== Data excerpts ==
>>>

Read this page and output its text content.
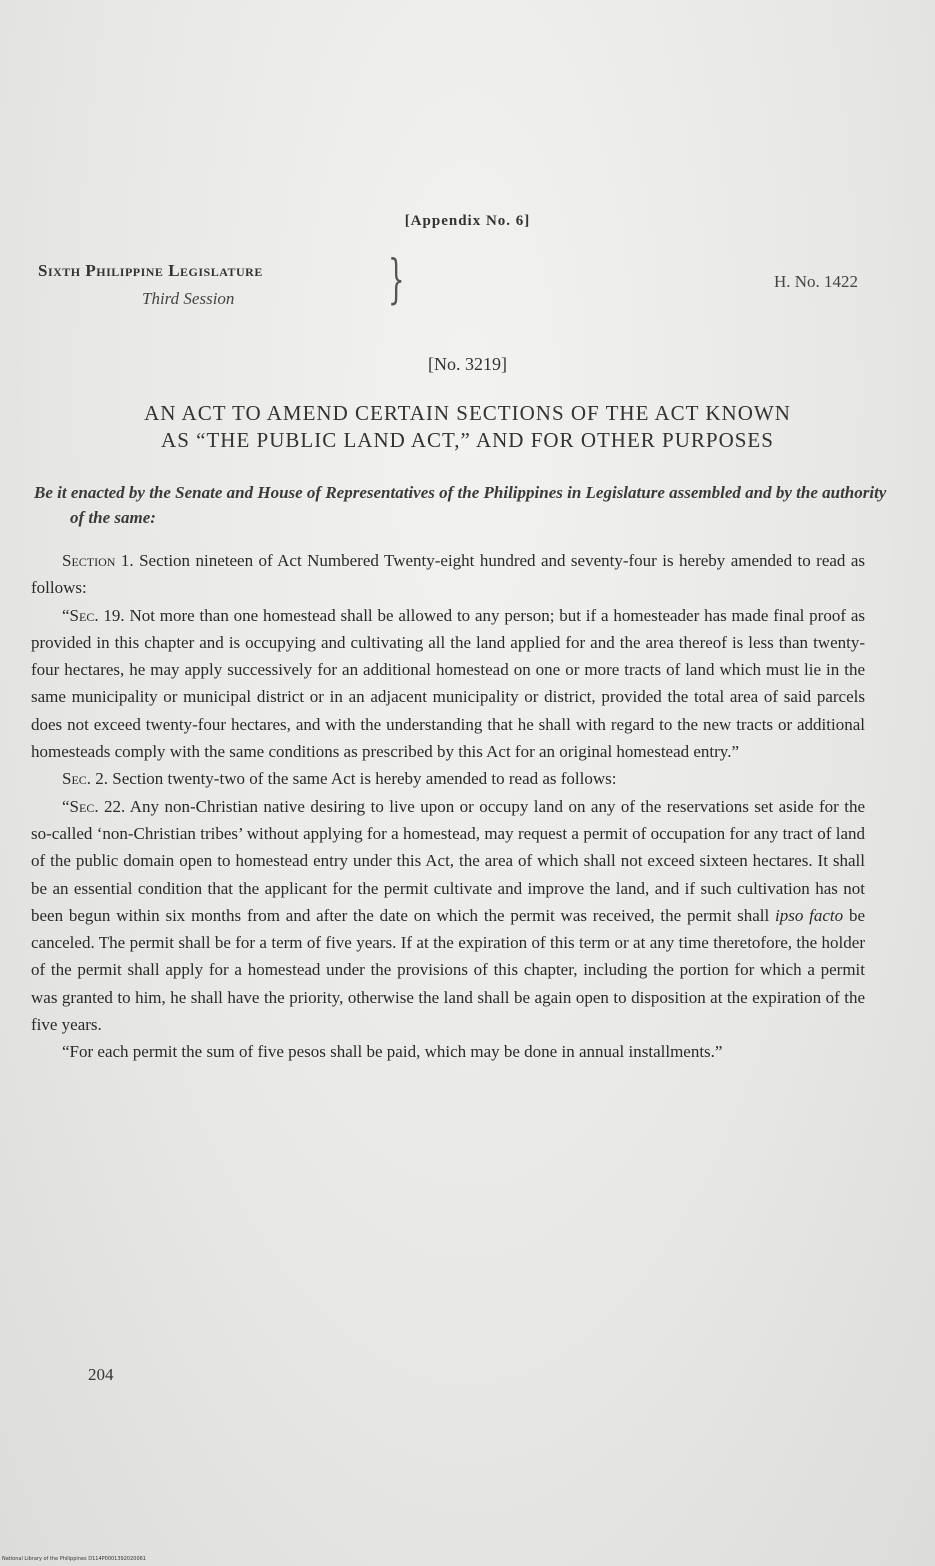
[Appendix No. 6]
Sixth Philippine Legislature
Third Session	}	H. No. 1422
[No. 3219]
AN ACT TO AMEND CERTAIN SECTIONS OF THE ACT KNOWN
AS “THE PUBLIC LAND ACT,” AND FOR OTHER PURPOSES
Be it enacted by the Senate and House of Representatives of the Philippines in Legislature assembled and by the authority of the same:

Section 1. Section nineteen of Act Numbered Twenty-eight hundred and seventy-four is hereby amended to read as follows:

“Sec. 19. Not more than one homestead shall be allowed to any person; but if a homesteader has made final proof as provided in this chapter and is occupying and cultivating all the land applied for and the area thereof is less than twenty-four hectares, he may apply successively for an additional homestead on one or more tracts of land which must lie in the same municipality or municipal district or in an adjacent municipality or district, provided the total area of said parcels does not exceed twenty-four hectares, and with the understanding that he shall with regard to the new tracts or additional homesteads comply with the same conditions as prescribed by this Act for an original homestead entry.”

Sec. 2. Section twenty-two of the same Act is hereby amended to read as follows:

“Sec. 22. Any non-Christian native desiring to live upon or occupy land on any of the reservations set aside for the so-called ‘non-Christian tribes’ without applying for a homestead, may request a permit of occupation for any tract of land of the public domain open to homestead entry under this Act, the area of which shall not exceed sixteen hectares. It shall be an essential condition that the applicant for the permit cultivate and improve the land, and if such cultivation has not been begun within six months from and after the date on which the permit was received, the permit shall ipso facto be canceled. The permit shall be for a term of five years. If at the expiration of this term or at any time theretofore, the holder of the permit shall apply for a homestead under the provisions of this chapter, including the portion for which a permit was granted to him, he shall have the priority, otherwise the land shall be again open to disposition at the expiration of the five years.

“For each permit the sum of five pesos shall be paid, which may be done in annual installments.”

204
National Library of the Philippines D114P0001392020061
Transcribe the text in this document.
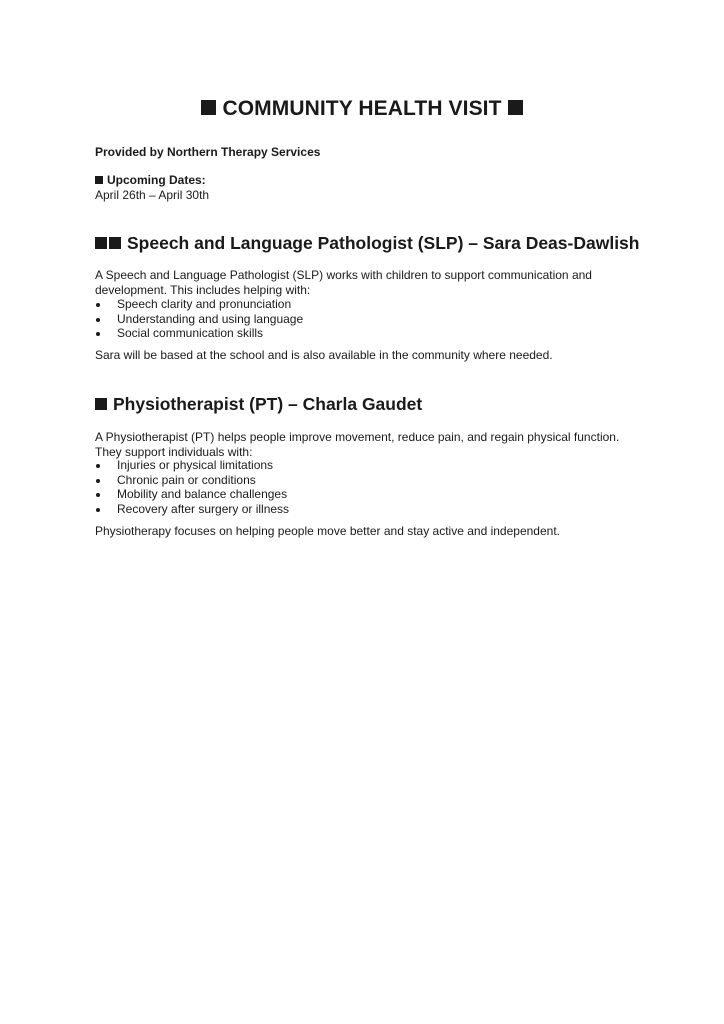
COMMUNITY HEALTH VISIT
Provided by Northern Therapy Services
Upcoming Dates:
April 26th – April 30th
Speech and Language Pathologist (SLP) – Sara Deas-Dawlish
A Speech and Language Pathologist (SLP) works with children to support communication and
development. This includes helping with:
Speech clarity and pronunciation
Understanding and using language
Social communication skills
Sara will be based at the school and is also available in the community where needed.
Physiotherapist (PT) – Charla Gaudet
A Physiotherapist (PT) helps people improve movement, reduce pain, and regain physical function.
They support individuals with:
Injuries or physical limitations
Chronic pain or conditions
Mobility and balance challenges
Recovery after surgery or illness
Physiotherapy focuses on helping people move better and stay active and independent.
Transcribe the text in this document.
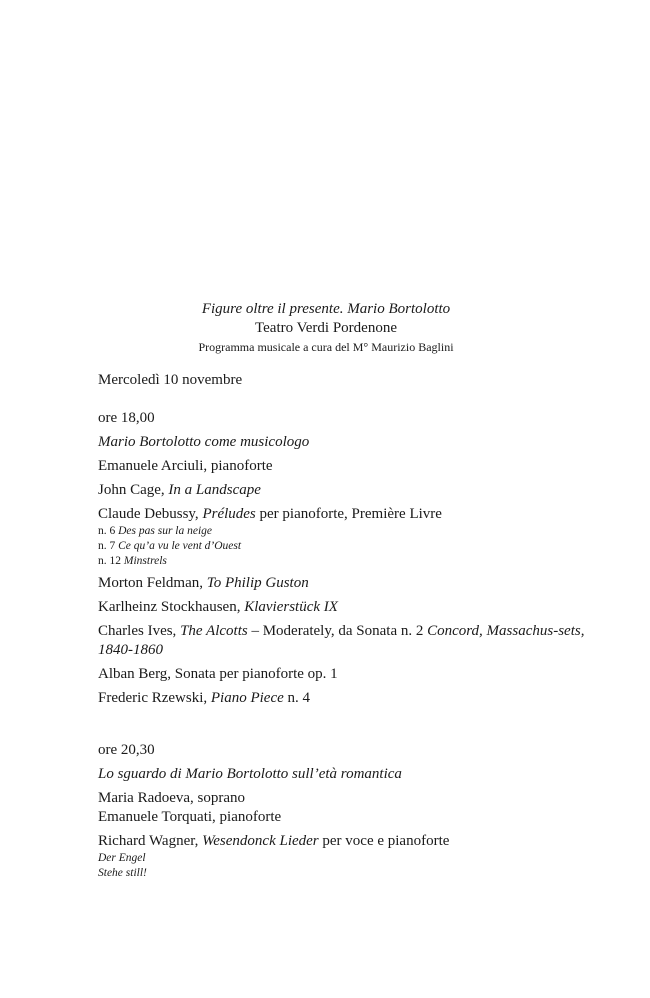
Figure oltre il presente. Mario Bortolotto
Teatro Verdi Pordenone
Programma musicale a cura del M° Maurizio Baglini
Mercoledì 10 novembre
ore 18,00
Mario Bortolotto come musicologo
Emanuele Arciuli, pianoforte
John Cage, In a Landscape
Claude Debussy, Préludes per pianoforte, Première Livre
n. 6 Des pas sur la neige
n. 7 Ce qu’a vu le vent d’Ouest
n. 12 Minstrels
Morton Feldman, To Philip Guston
Karlheinz Stockhausen, Klavierstück IX
Charles Ives, The Alcotts – Moderately, da Sonata n. 2 Concord, Massachus-sets, 1840-1860
Alban Berg, Sonata per pianoforte op. 1
Frederic Rzewski, Piano Piece n. 4
ore 20,30
Lo sguardo di Mario Bortolotto sull’età romantica
Maria Radoeva, soprano
Emanuele Torquati, pianoforte
Richard Wagner, Wesendonck Lieder per voce e pianoforte
Der Engel
Stehe still!
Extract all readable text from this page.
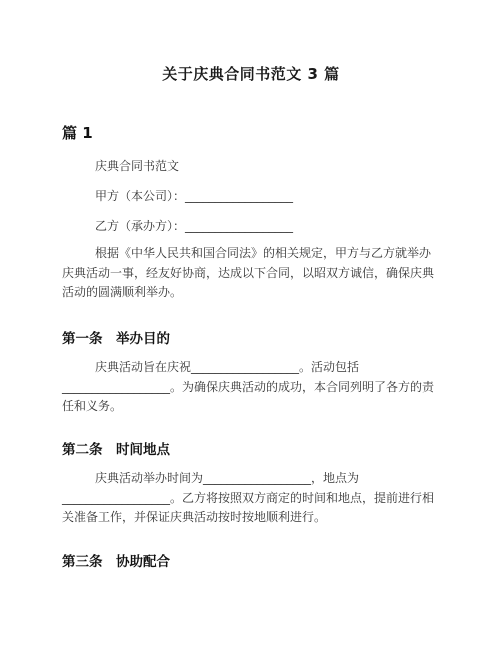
关于庆典合同书范文 3 篇
篇 1
庆典合同书范文
甲方（本公司）：__________________
乙方（承办方）：__________________

根据《中华人民共和国合同法》的相关规定，甲方与乙方就举办庆典活动一事，经友好协商，达成以下合同，以昭双方诚信，确保庆典活动的圆满顺利举办。

第一条　举办目的

庆典活动旨在庆祝__________________。活动包括__________________。为确保庆典活动的成功，本合同列明了各方的责任和义务。

第二条　时间地点

庆典活动举办时间为__________________，地点为__________________。乙方将按照双方商定的时间和地点，提前进行相关准备工作，并保证庆典活动按时按地顺利进行。

第三条　协助配合
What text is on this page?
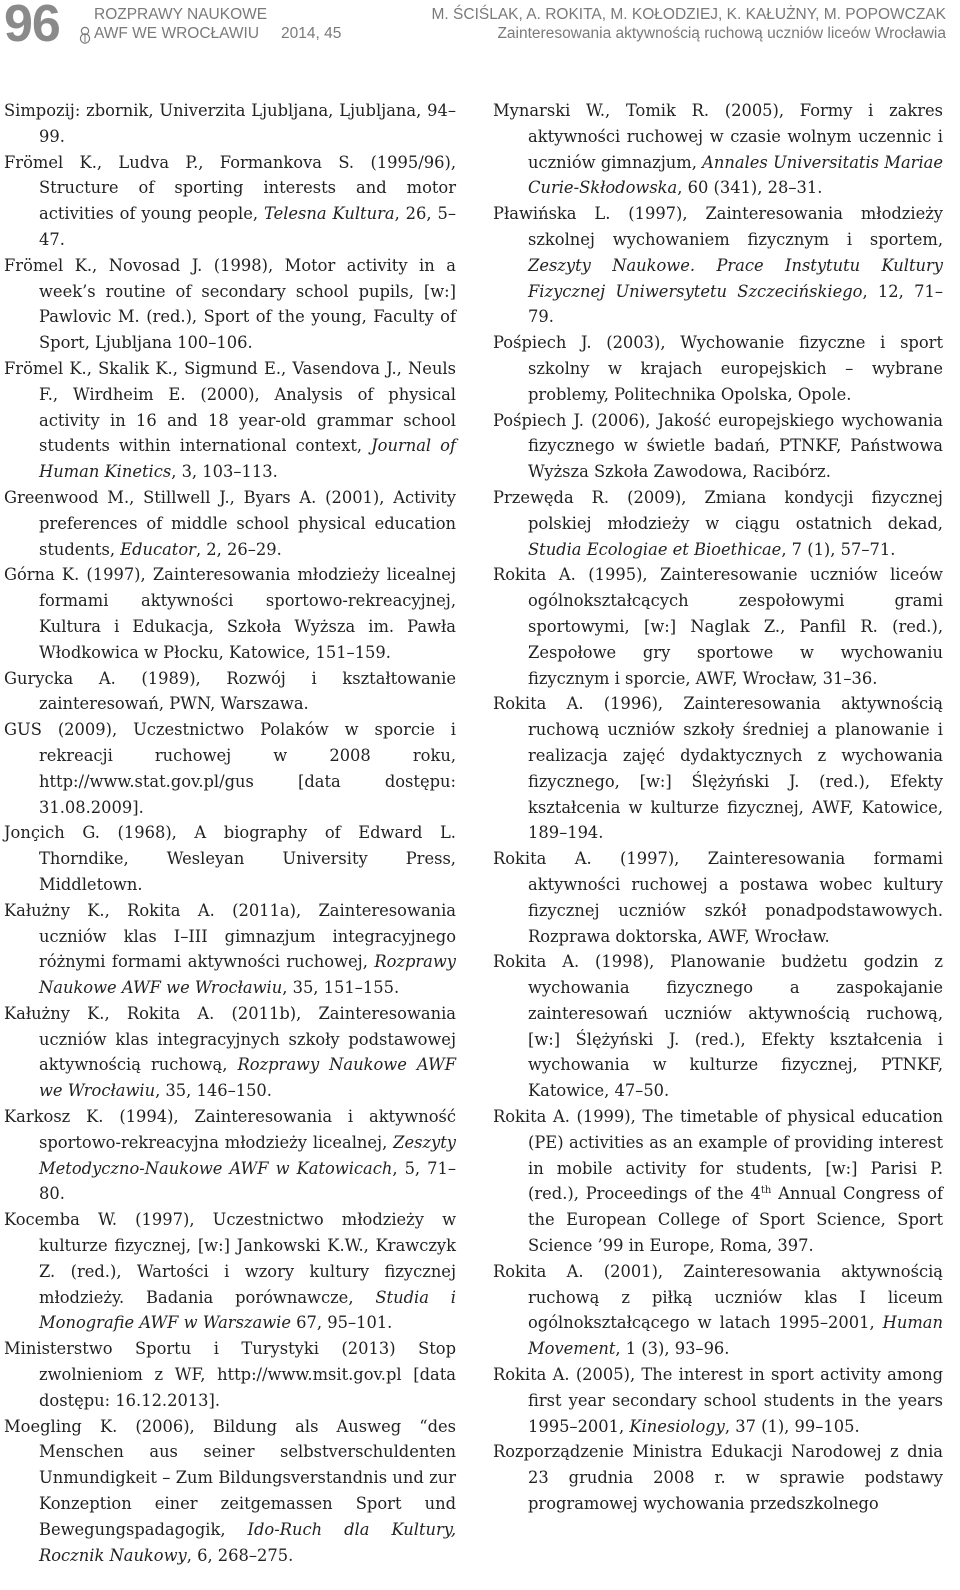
96 ROZPRAWY NAUKOWE
AWF WE WROCŁAWIU 2014, 45
M. ŚCIŚLAK, A. ROKITA, M. KOŁODZIEJ, K. KAŁUŻNY, M. POPOWCZAK
Zainteresowania aktywnością ruchową uczniów liceów Wrocławia

Simpozij: zbornik, Univerzita Ljubljana, Ljubljana, 94–99.

Frömel K., Ludva P., Formankova S. (1995/96), Structure of sporting interests and motor activities of young people, Telesna Kultura, 26, 5–47.

Frömel K., Novosad J. (1998), Motor activity in a week’s routine of secondary school pupils, [w:] Pawlovic M. (red.), Sport of the young, Faculty of Sport, Ljubljana 100–106.

Frömel K., Skalik K., Sigmund E., Vasendova J., Neuls F., Wirdheim E. (2000), Analysis of physical activity in 16 and 18 year-old grammar school students within international context, Journal of Human Kinetics, 3, 103–113.

Greenwood M., Stillwell J., Byars A. (2001), Activity preferences of middle school physical education students, Educator, 2, 26–29.

Górna K. (1997), Zainteresowania młodzieży licealnej formami aktywności sportowo-rekreacyjnej, Kultura i Edukacja, Szkoła Wyższa im. Pawła Włodkowica w Płocku, Katowice, 151–159.

Gurycka A. (1989), Rozwój i kształtowanie zainteresowań, PWN, Warszawa.

GUS (2009), Uczestnictwo Polaków w sporcie i rekreacji ruchowej w 2008 roku, http://www.stat.gov.pl/gus [data dostępu: 31.08.2009].

Jonçich G. (1968), A biography of Edward L. Thorndike, Wesleyan University Press, Middletown.

Kałużny K., Rokita A. (2011a), Zainteresowania uczniów klas I–III gimnazjum integracyjnego różnymi formami aktywności ruchowej, Rozprawy Naukowe AWF we Wrocławiu, 35, 151–155.

Kałużny K., Rokita A. (2011b), Zainteresowania uczniów klas integracyjnych szkoły podstawowej aktywnością ruchową, Rozprawy Naukowe AWF we Wrocławiu, 35, 146–150.

Karkosz K. (1994), Zainteresowania i aktywność sportowo-rekreacyjna młodzieży licealnej, Zeszyty Metodyczno-Naukowe AWF w Katowicach, 5, 71–80.

Kocemba W. (1997), Uczestnictwo młodzieży w kulturze fizycznej, [w:] Jankowski K.W., Krawczyk Z. (red.), Wartości i wzory kultury fizycznej młodzieży. Badania porównawcze, Studia i Monografie AWF w Warszawie 67, 95–101.

Ministerstwo Sportu i Turystyki (2013) Stop zwolnieniom z WF, http://www.msit.gov.pl [data dostępu: 16.12.2013].

Moegling K. (2006), Bildung als Ausweg “des Menschen aus seiner selbstverschuldenten Unmundigkeit – Zum Bildungsverstandnis und zur Konzeption einer zeitgemassen Sport und Bewegungspadagogik, Ido-Ruch dla Kultury, Rocznik Naukowy, 6, 268–275.

Mynarski W., Tomik R. (2005), Formy i zakres aktywności ruchowej w czasie wolnym uczennic i uczniów gimnazjum, Annales Universitatis Mariae Curie-Skłodowska, 60 (341), 28–31.

Pławińska L. (1997), Zainteresowania młodzieży szkolnej wychowaniem fizycznym i sportem, Zeszyty Naukowe. Prace Instytutu Kultury Fizycznej Uniwersytetu Szczecińskiego, 12, 71–79.

Pośpiech J. (2003), Wychowanie fizyczne i sport szkolny w krajach europejskich – wybrane problemy, Politechnika Opolska, Opole.

Pośpiech J. (2006), Jakość europejskiego wychowania fizycznego w świetle badań, PTNKF, Państwowa Wyższa Szkoła Zawodowa, Racibórz.

Przewęda R. (2009), Zmiana kondycji fizycznej polskiej młodzieży w ciągu ostatnich dekad, Studia Ecologiae et Bioethicae, 7 (1), 57–71.

Rokita A. (1995), Zainteresowanie uczniów liceów ogólnokształcących zespołowymi grami sportowymi, [w:] Naglak Z., Panfil R. (red.), Zespołowe gry sportowe w wychowaniu fizycznym i sporcie, AWF, Wrocław, 31–36.

Rokita A. (1996), Zainteresowania aktywnością ruchową uczniów szkoły średniej a planowanie i realizacja zajęć dydaktycznych z wychowania fizycznego, [w:] Ślężyński J. (red.), Efekty kształcenia w kulturze fizycznej, AWF, Katowice, 189–194.

Rokita A. (1997), Zainteresowania formami aktywności ruchowej a postawa wobec kultury fizycznej uczniów szkół ponadpodstawowych. Rozprawa doktorska, AWF, Wrocław.

Rokita A. (1998), Planowanie budżetu godzin z wychowania fizycznego a zaspokajanie zainteresowań uczniów aktywnością ruchową, [w:] Ślężyński J. (red.), Efekty kształcenia i wychowania w kulturze fizycznej, PTNKF, Katowice, 47–50.

Rokita A. (1999), The timetable of physical education (PE) activities as an example of providing interest in mobile activity for students, [w:] Parisi P. (red.), Proceedings of the 4th Annual Congress of the European College of Sport Science, Sport Science ’99 in Europe, Roma, 397.

Rokita A. (2001), Zainteresowania aktywnością ruchową z piłką uczniów klas I liceum ogólnokształcącego w latach 1995–2001, Human Movement, 1 (3), 93–96.

Rokita A. (2005), The interest in sport activity among first year secondary school students in the years 1995–2001, Kinesiology, 37 (1), 99–105.

Rozporządzenie Ministra Edukacji Narodowej z dnia 23 grudnia 2008 r. w sprawie podstawy programowej wychowania przedszkolnego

<<<

== CHALLENGE ==
Show the lines that mention the word "Legislature".

== CORRECT OUTPUT ==
Sixth Philippine Legislature
Be it enacted by the Senate and House of Representatives of the Philippines in Legislature assembled and by the authority of the same:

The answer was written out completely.